* **What you need to do**:
1. Rewrite the passage on hair loss beginning at the words "Be that as it" and stopping after "more follicle-blessed peers.", changing "peers" to "friends".
2. For each statement, say whether it agrees with the passage on hair loss, answering yes or no and quoting the words of the passage that decide it. (a) Shaun began a subscription programme under Noah in February. (b) Hardi says his confidence fell after he went bald. (c) Dr Chua describes hair transplants as a cheap option.

* **Text segment**:

I can say the same for Hardi, a man of snazzy suits and shirts, as well as a long history of ladies before getting hitched. Though I already knew the answer, I asked if his (lack of) hairline ever did hold his love life back. 

“Actually, once bald, my confidence and self-esteem grew because I felt a lot more attractive — and the partners I have had since then have always been attracted to me because I am bald,” he ponders.

“But again, I am lucky because the bald look works for me.”

It’s the same for Shaun when it comes to attracting the opposite sex. 

“Not many ladies who interacted with me noticed or were aware of my hair loss, so probably it has not reached a level where most people see it unless they pay close attention or I tell them myself,” he says, though admitting that he hasn’t exactly gone on a lot of dates. 

Be that as it may, the prominent ‘M’ shape of his hairline still spurred him to look for solutions — if only to give him peace of mind when trying to fit in with his more follicle-blessed peers.

According to Dr Chua, some commonly available remedies in Singapore include minoxidil foam sprays and finasteride pills that work well to reverse hair loss. In extreme cases, men can consider expensive hair transplants too if they aren’t willing to endure lifelong prescriptions or treatments. 

As for Shaun, he started a subscription programme under Noah in February this year. Licensed doctors evaluated his pattern of hair loss and prescribed him some hair growth pills, which are delivered discreetly to his doorstep.

Dataset entries
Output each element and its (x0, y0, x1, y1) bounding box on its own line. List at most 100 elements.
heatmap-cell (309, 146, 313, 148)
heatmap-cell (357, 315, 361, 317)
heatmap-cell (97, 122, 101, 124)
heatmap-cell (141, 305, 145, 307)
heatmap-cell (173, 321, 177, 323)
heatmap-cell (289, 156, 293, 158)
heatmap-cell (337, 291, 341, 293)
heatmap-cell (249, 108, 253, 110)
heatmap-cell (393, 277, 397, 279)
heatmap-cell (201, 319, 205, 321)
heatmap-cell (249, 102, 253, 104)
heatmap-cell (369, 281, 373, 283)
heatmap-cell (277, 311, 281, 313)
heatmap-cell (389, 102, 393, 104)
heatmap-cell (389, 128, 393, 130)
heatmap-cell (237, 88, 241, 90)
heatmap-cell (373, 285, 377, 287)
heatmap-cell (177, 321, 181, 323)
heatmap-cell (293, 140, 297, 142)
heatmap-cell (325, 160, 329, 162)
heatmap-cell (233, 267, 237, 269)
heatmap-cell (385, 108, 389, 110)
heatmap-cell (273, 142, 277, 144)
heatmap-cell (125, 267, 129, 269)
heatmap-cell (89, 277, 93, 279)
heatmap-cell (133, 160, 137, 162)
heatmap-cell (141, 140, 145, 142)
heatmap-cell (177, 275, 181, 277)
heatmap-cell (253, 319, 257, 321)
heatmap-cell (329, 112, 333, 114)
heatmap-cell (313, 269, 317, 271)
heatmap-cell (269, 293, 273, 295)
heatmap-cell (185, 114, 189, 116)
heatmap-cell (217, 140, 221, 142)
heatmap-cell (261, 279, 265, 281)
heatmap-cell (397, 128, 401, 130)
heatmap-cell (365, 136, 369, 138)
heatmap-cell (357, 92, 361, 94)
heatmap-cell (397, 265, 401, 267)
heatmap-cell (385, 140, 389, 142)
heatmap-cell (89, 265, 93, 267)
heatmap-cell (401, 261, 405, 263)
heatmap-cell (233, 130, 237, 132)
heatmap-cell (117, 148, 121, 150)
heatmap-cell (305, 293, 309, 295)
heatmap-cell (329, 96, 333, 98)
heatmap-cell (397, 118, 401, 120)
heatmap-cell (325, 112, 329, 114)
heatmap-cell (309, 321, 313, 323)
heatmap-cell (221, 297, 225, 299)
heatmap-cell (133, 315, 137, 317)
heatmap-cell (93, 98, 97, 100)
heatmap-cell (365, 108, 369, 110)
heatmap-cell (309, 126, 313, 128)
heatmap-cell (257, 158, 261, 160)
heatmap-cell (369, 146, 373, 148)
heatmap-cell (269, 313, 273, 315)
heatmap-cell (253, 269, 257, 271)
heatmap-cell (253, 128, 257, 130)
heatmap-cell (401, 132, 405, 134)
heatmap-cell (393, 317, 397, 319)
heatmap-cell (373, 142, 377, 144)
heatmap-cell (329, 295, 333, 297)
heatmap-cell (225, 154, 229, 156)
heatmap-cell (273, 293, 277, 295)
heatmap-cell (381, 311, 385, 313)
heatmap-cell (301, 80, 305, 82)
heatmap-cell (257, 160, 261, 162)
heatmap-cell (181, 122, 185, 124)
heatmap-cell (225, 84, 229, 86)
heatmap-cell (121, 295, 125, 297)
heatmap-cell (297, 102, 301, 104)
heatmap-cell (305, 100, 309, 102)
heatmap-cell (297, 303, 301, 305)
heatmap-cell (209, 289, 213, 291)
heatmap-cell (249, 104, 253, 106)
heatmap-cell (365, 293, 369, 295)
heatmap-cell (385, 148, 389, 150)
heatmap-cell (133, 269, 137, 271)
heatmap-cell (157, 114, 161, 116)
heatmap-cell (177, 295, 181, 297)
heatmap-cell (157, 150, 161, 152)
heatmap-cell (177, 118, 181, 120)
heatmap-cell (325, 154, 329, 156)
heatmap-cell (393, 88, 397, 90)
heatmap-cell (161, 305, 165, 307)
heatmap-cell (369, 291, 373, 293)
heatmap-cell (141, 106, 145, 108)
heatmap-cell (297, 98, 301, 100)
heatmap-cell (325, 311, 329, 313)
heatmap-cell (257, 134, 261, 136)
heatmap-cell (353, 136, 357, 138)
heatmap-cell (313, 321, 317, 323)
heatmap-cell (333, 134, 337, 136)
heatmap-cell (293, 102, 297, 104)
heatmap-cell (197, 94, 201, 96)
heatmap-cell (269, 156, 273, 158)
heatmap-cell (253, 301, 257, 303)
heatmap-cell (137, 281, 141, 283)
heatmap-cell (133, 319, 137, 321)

* **Answers given**:
1.
Be that as it may, the prominent ‘M’ shape of his hairline still spurred him to look for solutions — if only to give him peace of mind when trying to fit in with his more follicle-blessed friends.

2.
(a) Yes: "he started a subscription programme under Noah in February this year"
(b) No: "once bald, my confidence and self-esteem grew"
(c) No: "men can consider expensive hair transplants too"